[start EXCERPTED DATA]
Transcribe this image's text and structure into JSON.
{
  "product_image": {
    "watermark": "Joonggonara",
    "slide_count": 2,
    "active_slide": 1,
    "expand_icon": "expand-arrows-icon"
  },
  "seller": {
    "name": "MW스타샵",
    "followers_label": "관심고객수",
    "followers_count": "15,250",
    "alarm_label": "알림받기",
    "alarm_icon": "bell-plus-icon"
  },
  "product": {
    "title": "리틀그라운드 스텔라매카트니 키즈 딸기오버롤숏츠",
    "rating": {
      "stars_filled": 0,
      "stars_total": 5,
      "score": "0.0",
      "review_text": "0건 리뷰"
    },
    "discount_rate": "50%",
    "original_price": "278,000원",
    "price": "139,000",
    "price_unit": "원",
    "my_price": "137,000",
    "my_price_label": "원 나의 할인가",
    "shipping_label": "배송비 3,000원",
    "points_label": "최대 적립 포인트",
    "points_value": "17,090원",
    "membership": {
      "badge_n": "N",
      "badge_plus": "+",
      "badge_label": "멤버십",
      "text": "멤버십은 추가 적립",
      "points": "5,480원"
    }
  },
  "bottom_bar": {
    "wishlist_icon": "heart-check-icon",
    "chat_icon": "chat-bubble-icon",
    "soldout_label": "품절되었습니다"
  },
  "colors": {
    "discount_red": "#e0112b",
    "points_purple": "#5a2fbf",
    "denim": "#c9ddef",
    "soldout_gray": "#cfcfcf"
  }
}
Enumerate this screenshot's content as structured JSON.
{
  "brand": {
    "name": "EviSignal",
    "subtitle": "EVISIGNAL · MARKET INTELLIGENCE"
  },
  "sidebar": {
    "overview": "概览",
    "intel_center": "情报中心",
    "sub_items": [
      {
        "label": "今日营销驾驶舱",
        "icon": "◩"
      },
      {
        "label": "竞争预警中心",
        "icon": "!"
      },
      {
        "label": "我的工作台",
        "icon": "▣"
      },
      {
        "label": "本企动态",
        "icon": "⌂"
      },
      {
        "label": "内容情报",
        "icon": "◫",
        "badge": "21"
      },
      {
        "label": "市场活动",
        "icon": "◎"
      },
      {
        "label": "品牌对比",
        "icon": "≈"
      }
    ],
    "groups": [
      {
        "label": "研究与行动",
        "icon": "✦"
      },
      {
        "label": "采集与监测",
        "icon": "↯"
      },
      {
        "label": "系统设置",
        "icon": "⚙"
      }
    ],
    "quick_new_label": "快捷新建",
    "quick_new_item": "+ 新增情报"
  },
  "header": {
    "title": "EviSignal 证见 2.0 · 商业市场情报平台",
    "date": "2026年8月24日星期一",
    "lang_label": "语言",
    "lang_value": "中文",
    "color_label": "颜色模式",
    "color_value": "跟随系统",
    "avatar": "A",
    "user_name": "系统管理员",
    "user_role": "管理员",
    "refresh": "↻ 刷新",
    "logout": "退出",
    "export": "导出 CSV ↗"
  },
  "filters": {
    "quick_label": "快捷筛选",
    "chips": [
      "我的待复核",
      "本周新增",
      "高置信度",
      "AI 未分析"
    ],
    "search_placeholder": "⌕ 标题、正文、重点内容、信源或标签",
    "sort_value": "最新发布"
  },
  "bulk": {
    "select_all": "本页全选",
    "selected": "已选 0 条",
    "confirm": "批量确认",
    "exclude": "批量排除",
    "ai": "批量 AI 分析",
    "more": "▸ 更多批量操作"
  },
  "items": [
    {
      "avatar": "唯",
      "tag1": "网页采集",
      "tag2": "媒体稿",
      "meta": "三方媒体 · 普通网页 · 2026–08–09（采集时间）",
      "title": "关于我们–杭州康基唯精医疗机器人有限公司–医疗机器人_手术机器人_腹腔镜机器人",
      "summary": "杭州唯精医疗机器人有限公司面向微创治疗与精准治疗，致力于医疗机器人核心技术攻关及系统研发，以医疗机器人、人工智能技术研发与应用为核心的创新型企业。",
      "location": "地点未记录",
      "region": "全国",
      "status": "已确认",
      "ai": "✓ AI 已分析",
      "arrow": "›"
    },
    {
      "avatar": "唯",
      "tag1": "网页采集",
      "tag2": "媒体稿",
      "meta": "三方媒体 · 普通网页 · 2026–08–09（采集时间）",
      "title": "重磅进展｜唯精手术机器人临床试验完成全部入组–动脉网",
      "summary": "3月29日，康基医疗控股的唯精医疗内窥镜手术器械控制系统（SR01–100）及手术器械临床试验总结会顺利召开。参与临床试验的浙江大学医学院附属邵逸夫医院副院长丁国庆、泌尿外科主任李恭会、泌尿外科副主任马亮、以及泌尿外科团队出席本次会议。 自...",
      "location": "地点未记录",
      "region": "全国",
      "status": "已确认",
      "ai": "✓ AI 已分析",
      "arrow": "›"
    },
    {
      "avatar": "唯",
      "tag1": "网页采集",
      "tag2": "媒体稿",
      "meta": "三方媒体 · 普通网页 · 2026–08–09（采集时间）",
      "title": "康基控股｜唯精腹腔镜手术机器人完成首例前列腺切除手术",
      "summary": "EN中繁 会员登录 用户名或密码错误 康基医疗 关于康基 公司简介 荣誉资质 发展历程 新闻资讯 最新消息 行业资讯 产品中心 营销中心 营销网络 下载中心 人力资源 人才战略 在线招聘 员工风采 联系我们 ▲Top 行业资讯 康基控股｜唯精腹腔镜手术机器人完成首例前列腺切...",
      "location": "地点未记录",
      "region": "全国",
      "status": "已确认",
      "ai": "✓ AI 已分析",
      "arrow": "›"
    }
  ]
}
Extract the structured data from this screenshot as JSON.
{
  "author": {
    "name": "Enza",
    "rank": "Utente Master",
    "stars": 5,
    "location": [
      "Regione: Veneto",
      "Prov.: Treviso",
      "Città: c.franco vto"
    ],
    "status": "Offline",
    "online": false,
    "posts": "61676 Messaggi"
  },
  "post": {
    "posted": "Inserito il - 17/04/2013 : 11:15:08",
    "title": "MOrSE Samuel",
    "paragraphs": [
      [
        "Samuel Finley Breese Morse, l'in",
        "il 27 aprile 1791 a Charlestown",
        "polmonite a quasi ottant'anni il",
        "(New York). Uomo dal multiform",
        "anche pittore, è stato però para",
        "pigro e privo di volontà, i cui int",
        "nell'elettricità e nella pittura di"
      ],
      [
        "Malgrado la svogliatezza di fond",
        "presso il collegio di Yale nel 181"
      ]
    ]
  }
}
[end EXCERPTED DATA]
*REQUIRED WORK*. Repeat the material in full, exactly as it stands.

*WORKED SOLUTION*.
Transcribe this image's text and structure into JSON.
{
  "product_image": {
    "watermark": "Joonggonara",
    "slide_count": 2,
    "active_slide": 1,
    "expand_icon": "expand-arrows-icon"
  },
  "seller": {
    "name": "MW스타샵",
    "followers_label": "관심고객수",
    "followers_count": "15,250",
    "alarm_label": "알림받기",
    "alarm_icon": "bell-plus-icon"
  },
  "product": {
    "title": "리틀그라운드 스텔라매카트니 키즈 딸기오버롤숏츠",
    "rating": {
      "stars_filled": 0,
      "stars_total": 5,
      "score": "0.0",
      "review_text": "0건 리뷰"
    },
    "discount_rate": "50%",
    "original_price": "278,000원",
    "price": "139,000",
    "price_unit": "원",
    "my_price": "137,000",
    "my_price_label": "원 나의 할인가",
    "shipping_label": "배송비 3,000원",
    "points_label": "최대 적립 포인트",
    "points_value": "17,090원",
    "membership": {
      "badge_n": "N",
      "badge_plus": "+",
      "badge_label": "멤버십",
      "text": "멤버십은 추가 적립",
      "points": "5,480원"
    }
  },
  "bottom_bar": {
    "wishlist_icon": "heart-check-icon",
    "chat_icon": "chat-bubble-icon",
    "soldout_label": "품절되었습니다"
  },
  "colors": {
    "discount_red": "#e0112b",
    "points_purple": "#5a2fbf",
    "denim": "#c9ddef",
    "soldout_gray": "#cfcfcf"
  }
}
Enumerate this screenshot's content as structured JSON.
{
  "brand": {
    "name": "EviSignal",
    "subtitle": "EVISIGNAL · MARKET INTELLIGENCE"
  },
  "sidebar": {
    "overview": "概览",
    "intel_center": "情报中心",
    "sub_items": [
      {
        "label": "今日营销驾驶舱",
        "icon": "◩"
      },
      {
        "label": "竞争预警中心",
        "icon": "!"
      },
      {
        "label": "我的工作台",
        "icon": "▣"
      },
      {
        "label": "本企动态",
        "icon": "⌂"
      },
      {
        "label": "内容情报",
        "icon": "◫",
        "badge": "21"
      },
      {
        "label": "市场活动",
        "icon": "◎"
      },
      {
        "label": "品牌对比",
        "icon": "≈"
      }
    ],
    "groups": [
      {
        "label": "研究与行动",
        "icon": "✦"
      },
      {
        "label": "采集与监测",
        "icon": "↯"
      },
      {
        "label": "系统设置",
        "icon": "⚙"
      }
    ],
    "quick_new_label": "快捷新建",
    "quick_new_item": "+ 新增情报"
  },
  "header": {
    "title": "EviSignal 证见 2.0 · 商业市场情报平台",
    "date": "2026年8月24日星期一",
    "lang_label": "语言",
    "lang_value": "中文",
    "color_label": "颜色模式",
    "color_value": "跟随系统",
    "avatar": "A",
    "user_name": "系统管理员",
    "user_role": "管理员",
    "refresh": "↻ 刷新",
    "logout": "退出",
    "export": "导出 CSV ↗"
  },
  "filters": {
    "quick_label": "快捷筛选",
    "chips": [
      "我的待复核",
      "本周新增",
      "高置信度",
      "AI 未分析"
    ],
    "search_placeholder": "⌕ 标题、正文、重点内容、信源或标签",
    "sort_value": "最新发布"
  },
  "bulk": {
    "select_all": "本页全选",
    "selected": "已选 0 条",
    "confirm": "批量确认",
    "exclude": "批量排除",
    "ai": "批量 AI 分析",
    "more": "▸ 更多批量操作"
  },
  "items": [
    {
      "avatar": "唯",
      "tag1": "网页采集",
      "tag2": "媒体稿",
      "meta": "三方媒体 · 普通网页 · 2026–08–09（采集时间）",
      "title": "关于我们–杭州康基唯精医疗机器人有限公司–医疗机器人_手术机器人_腹腔镜机器人",
      "summary": "杭州唯精医疗机器人有限公司面向微创治疗与精准治疗，致力于医疗机器人核心技术攻关及系统研发，以医疗机器人、人工智能技术研发与应用为核心的创新型企业。",
      "location": "地点未记录",
      "region": "全国",
      "status": "已确认",
      "ai": "✓ AI 已分析",
      "arrow": "›"
    },
    {
      "avatar": "唯",
      "tag1": "网页采集",
      "tag2": "媒体稿",
      "meta": "三方媒体 · 普通网页 · 2026–08–09（采集时间）",
      "title": "重磅进展｜唯精手术机器人临床试验完成全部入组–动脉网",
      "summary": "3月29日，康基医疗控股的唯精医疗内窥镜手术器械控制系统（SR01–100）及手术器械临床试验总结会顺利召开。参与临床试验的浙江大学医学院附属邵逸夫医院副院长丁国庆、泌尿外科主任李恭会、泌尿外科副主任马亮、以及泌尿外科团队出席本次会议。 自...",
      "location": "地点未记录",
      "region": "全国",
      "status": "已确认",
      "ai": "✓ AI 已分析",
      "arrow": "›"
    },
    {
      "avatar": "唯",
      "tag1": "网页采集",
      "tag2": "媒体稿",
      "meta": "三方媒体 · 普通网页 · 2026–08–09（采集时间）",
      "title": "康基控股｜唯精腹腔镜手术机器人完成首例前列腺切除手术",
      "summary": "EN中繁 会员登录 用户名或密码错误 康基医疗 关于康基 公司简介 荣誉资质 发展历程 新闻资讯 最新消息 行业资讯 产品中心 营销中心 营销网络 下载中心 人力资源 人才战略 在线招聘 员工风采 联系我们 ▲Top 行业资讯 康基控股｜唯精腹腔镜手术机器人完成首例前列腺切...",
      "location": "地点未记录",
      "region": "全国",
      "status": "已确认",
      "ai": "✓ AI 已分析",
      "arrow": "›"
    }
  ]
}
Extract the structured data from this screenshot as JSON.
{
  "author": {
    "name": "Enza",
    "rank": "Utente Master",
    "stars": 5,
    "location": [
      "Regione: Veneto",
      "Prov.: Treviso",
      "Città: c.franco vto"
    ],
    "status": "Offline",
    "online": false,
    "posts": "61676 Messaggi"
  },
  "post": {
    "posted": "Inserito il - 17/04/2013 : 11:15:08",
    "title": "MOrSE Samuel",
    "paragraphs": [
      [
        "Samuel Finley Breese Morse, l'in",
        "il 27 aprile 1791 a Charlestown",
        "polmonite a quasi ottant'anni il",
        "(New York). Uomo dal multiform",
        "anche pittore, è stato però para",
        "pigro e privo di volontà, i cui int",
        "nell'elettricità e nella pittura di"
      ],
      [
        "Malgrado la svogliatezza di fond",
        "presso il collegio di Yale nel 181"
      ]
    ]
  }
}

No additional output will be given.